-- Begin Task input --

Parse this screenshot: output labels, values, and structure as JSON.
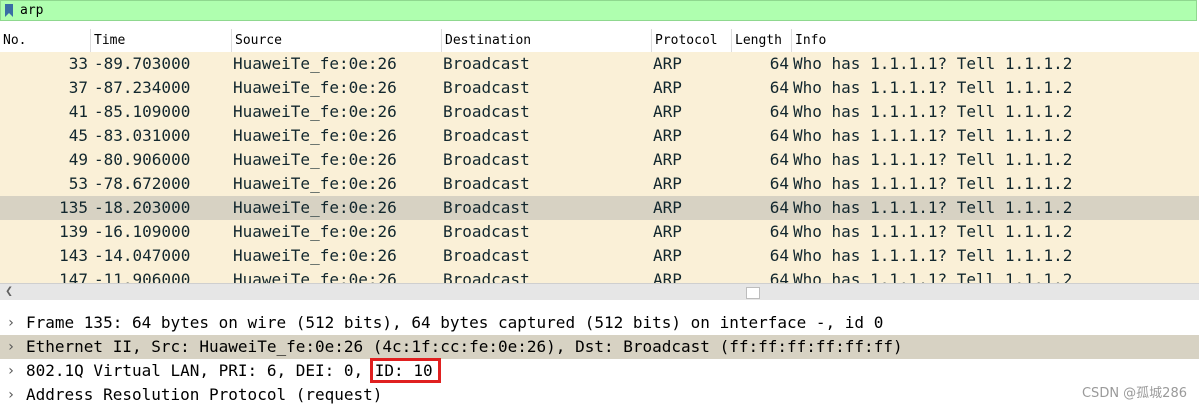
{
  "filter": {
    "value": "arp"
  },
  "columns": {
    "no": "No.",
    "time": "Time",
    "source": "Source",
    "destination": "Destination",
    "protocol": "Protocol",
    "length": "Length",
    "info": "Info"
  },
  "packets": [
    {
      "no": "33",
      "time": "-89.703000",
      "source": "HuaweiTe_fe:0e:26",
      "destination": "Broadcast",
      "protocol": "ARP",
      "length": "64",
      "info": "Who has 1.1.1.1? Tell 1.1.1.2"
    },
    {
      "no": "37",
      "time": "-87.234000",
      "source": "HuaweiTe_fe:0e:26",
      "destination": "Broadcast",
      "protocol": "ARP",
      "length": "64",
      "info": "Who has 1.1.1.1? Tell 1.1.1.2"
    },
    {
      "no": "41",
      "time": "-85.109000",
      "source": "HuaweiTe_fe:0e:26",
      "destination": "Broadcast",
      "protocol": "ARP",
      "length": "64",
      "info": "Who has 1.1.1.1? Tell 1.1.1.2"
    },
    {
      "no": "45",
      "time": "-83.031000",
      "source": "HuaweiTe_fe:0e:26",
      "destination": "Broadcast",
      "protocol": "ARP",
      "length": "64",
      "info": "Who has 1.1.1.1? Tell 1.1.1.2"
    },
    {
      "no": "49",
      "time": "-80.906000",
      "source": "HuaweiTe_fe:0e:26",
      "destination": "Broadcast",
      "protocol": "ARP",
      "length": "64",
      "info": "Who has 1.1.1.1? Tell 1.1.1.2"
    },
    {
      "no": "53",
      "time": "-78.672000",
      "source": "HuaweiTe_fe:0e:26",
      "destination": "Broadcast",
      "protocol": "ARP",
      "length": "64",
      "info": "Who has 1.1.1.1? Tell 1.1.1.2"
    },
    {
      "no": "135",
      "time": "-18.203000",
      "source": "HuaweiTe_fe:0e:26",
      "destination": "Broadcast",
      "protocol": "ARP",
      "length": "64",
      "info": "Who has 1.1.1.1? Tell 1.1.1.2",
      "selected": true
    },
    {
      "no": "139",
      "time": "-16.109000",
      "source": "HuaweiTe_fe:0e:26",
      "destination": "Broadcast",
      "protocol": "ARP",
      "length": "64",
      "info": "Who has 1.1.1.1? Tell 1.1.1.2"
    },
    {
      "no": "143",
      "time": "-14.047000",
      "source": "HuaweiTe_fe:0e:26",
      "destination": "Broadcast",
      "protocol": "ARP",
      "length": "64",
      "info": "Who has 1.1.1.1? Tell 1.1.1.2"
    },
    {
      "no": "147",
      "time": "-11.906000",
      "source": "HuaweiTe_fe:0e:26",
      "destination": "Broadcast",
      "protocol": "ARP",
      "length": "64",
      "info": "Who has 1.1.1.1? Tell 1.1.1.2"
    }
  ],
  "details": [
    {
      "text": "Frame 135: 64 bytes on wire (512 bits), 64 bytes captured (512 bits) on interface -, id 0"
    },
    {
      "text": "Ethernet II, Src: HuaweiTe_fe:0e:26 (4c:1f:cc:fe:0e:26), Dst: Broadcast (ff:ff:ff:ff:ff:ff)",
      "selected": true
    },
    {
      "text": "802.1Q Virtual LAN, PRI: 6, DEI: 0, ",
      "highlight": "ID: 10"
    },
    {
      "text": "Address Resolution Protocol (request)"
    }
  ],
  "icons": {
    "filter_bookmark": "bookmark-icon",
    "expand": "chevron-right-icon",
    "scroll_left": "chevron-left-icon"
  },
  "colors": {
    "filter_bg": "#afffaf",
    "row_bg": "#faf0d7",
    "selected_bg": "#d7d2c3",
    "highlight_border": "#e02020"
  },
  "watermark": "CSDN @孤城286"
}
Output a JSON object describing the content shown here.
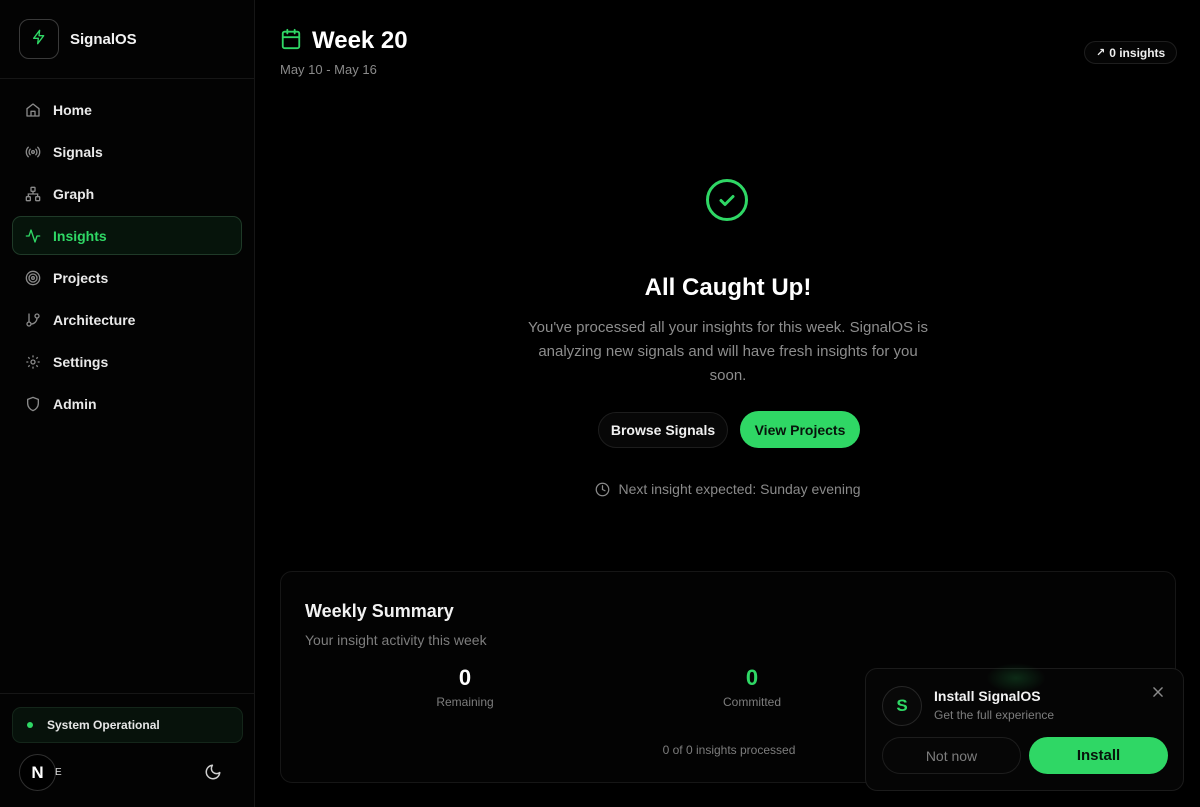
{
  "brand": {
    "name": "SignalOS",
    "logo_icon": "lightning-icon"
  },
  "colors": {
    "accent": "#2fd765",
    "background": "#000000",
    "muted_text": "#8a8a8a"
  },
  "sidebar": {
    "items": [
      {
        "label": "Home",
        "icon": "home-icon",
        "active": false
      },
      {
        "label": "Signals",
        "icon": "radio-signal-icon",
        "active": false
      },
      {
        "label": "Graph",
        "icon": "network-icon",
        "active": false
      },
      {
        "label": "Insights",
        "icon": "activity-icon",
        "active": true
      },
      {
        "label": "Projects",
        "icon": "target-icon",
        "active": false
      },
      {
        "label": "Architecture",
        "icon": "git-branch-icon",
        "active": false
      },
      {
        "label": "Settings",
        "icon": "gear-icon",
        "active": false
      },
      {
        "label": "Admin",
        "icon": "shield-icon",
        "active": false
      }
    ],
    "status": "System Operational",
    "avatar_letter": "N",
    "avatar_tail": "E",
    "theme_icon": "moon-icon"
  },
  "header": {
    "title": "Week 20",
    "date_range": "May 10 - May 16",
    "insights_badge": "0 insights"
  },
  "empty_state": {
    "title": "All Caught Up!",
    "description": "You've processed all your insights for this week. SignalOS is analyzing new signals and will have fresh insights for you soon.",
    "browse_button": "Browse Signals",
    "projects_button": "View Projects",
    "next_insight": "Next insight expected: Sunday evening"
  },
  "summary": {
    "title": "Weekly Summary",
    "subtitle": "Your insight activity this week",
    "stats": [
      {
        "value": "0",
        "label": "Remaining"
      },
      {
        "value": "0",
        "label": "Committed"
      }
    ],
    "progress": "0 of 0 insights processed"
  },
  "install_prompt": {
    "logo_letter": "S",
    "title": "Install SignalOS",
    "subtitle": "Get the full experience",
    "dismiss": "Not now",
    "install": "Install"
  }
}
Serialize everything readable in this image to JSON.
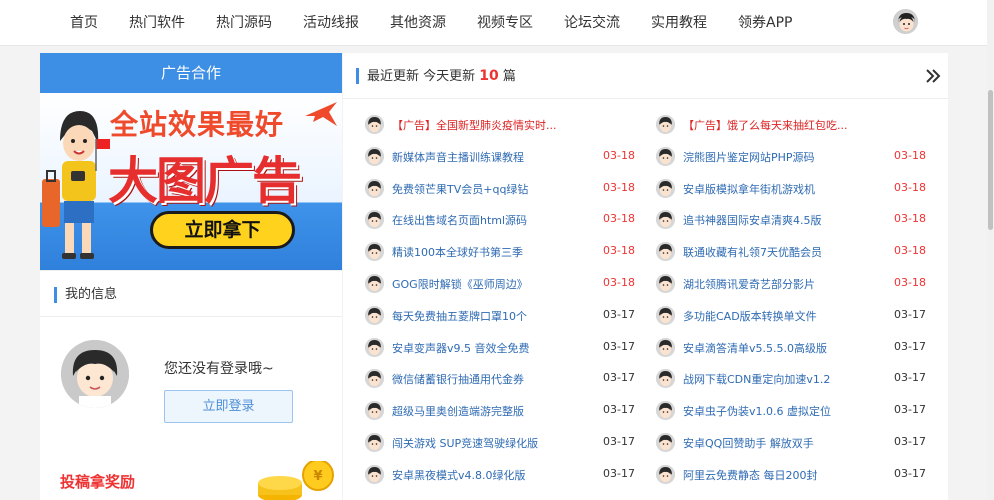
{
  "nav": {
    "items": [
      {
        "label": "首页"
      },
      {
        "label": "热门软件"
      },
      {
        "label": "热门源码"
      },
      {
        "label": "活动线报"
      },
      {
        "label": "其他资源"
      },
      {
        "label": "视频专区"
      },
      {
        "label": "论坛交流"
      },
      {
        "label": "实用教程"
      },
      {
        "label": "领券APP"
      }
    ]
  },
  "ad": {
    "header": "广告合作",
    "line1": "全站效果最好",
    "line2": "大图广告",
    "cta": "立即拿下"
  },
  "info": {
    "title": "我的信息",
    "status": "您还没有登录哦~",
    "login_button": "立即登录",
    "contribute": "投稿拿奖励"
  },
  "updates": {
    "title_prefix": "最近更新 今天更新",
    "today_count": "10",
    "title_suffix": "篇",
    "col1": [
      {
        "title": "【广告】全国新型肺炎疫情实时...",
        "date": "",
        "ad": true
      },
      {
        "title": "新媒体声音主播训练课教程",
        "date": "03-18"
      },
      {
        "title": "免费领芒果TV会员+qq绿钻",
        "date": "03-18"
      },
      {
        "title": "在线出售域名页面html源码",
        "date": "03-18"
      },
      {
        "title": "精读100本全球好书第三季",
        "date": "03-18"
      },
      {
        "title": "GOG限时解锁《巫师周边》",
        "date": "03-18"
      },
      {
        "title": "每天免费抽五菱牌口罩10个",
        "date": "03-17"
      },
      {
        "title": "安卓变声器v9.5 音效全免费",
        "date": "03-17"
      },
      {
        "title": "微信储蓄银行抽通用代金券",
        "date": "03-17"
      },
      {
        "title": "超级马里奥创造端游完整版",
        "date": "03-17"
      },
      {
        "title": "闯关游戏 SUP竞速驾驶绿化版",
        "date": "03-17"
      },
      {
        "title": "安卓黑夜模式v4.8.0绿化版",
        "date": "03-17"
      }
    ],
    "col2": [
      {
        "title": "【广告】饿了么每天来抽红包吃...",
        "date": "",
        "ad": true
      },
      {
        "title": "浣熊图片鉴定网站PHP源码",
        "date": "03-18"
      },
      {
        "title": "安卓版模拟拿年街机游戏机",
        "date": "03-18"
      },
      {
        "title": "追书神器国际安卓清爽4.5版",
        "date": "03-18"
      },
      {
        "title": "联通收藏有礼领7天优酷会员",
        "date": "03-18"
      },
      {
        "title": "湖北领腾讯爱奇艺部分影片",
        "date": "03-18"
      },
      {
        "title": "多功能CAD版本转换单文件",
        "date": "03-17"
      },
      {
        "title": "安卓滴答清单v5.5.5.0高级版",
        "date": "03-17"
      },
      {
        "title": "战网下载CDN重定向加速v1.2",
        "date": "03-17"
      },
      {
        "title": "安卓虫子伪装v1.0.6 虚拟定位",
        "date": "03-17"
      },
      {
        "title": "安卓QQ回赞助手 解放双手",
        "date": "03-17"
      },
      {
        "title": "阿里云免费静态 每日200封",
        "date": "03-17"
      }
    ]
  },
  "colors": {
    "accent": "#3d8fe5",
    "red": "#e33333",
    "link": "#2f6bb3"
  }
}
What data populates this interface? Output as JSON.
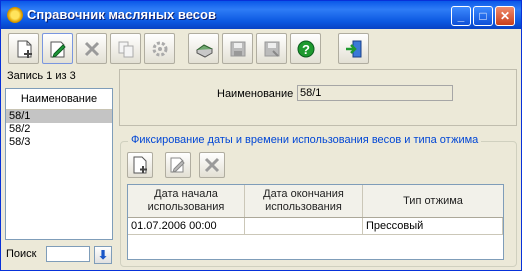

-- End Task input --

Directions for this task
Look through the listing and extract every line with "chevron" in it.

Full output
    "expand": "chevron-right-icon",
    "scroll_left": "chevron-left-icon"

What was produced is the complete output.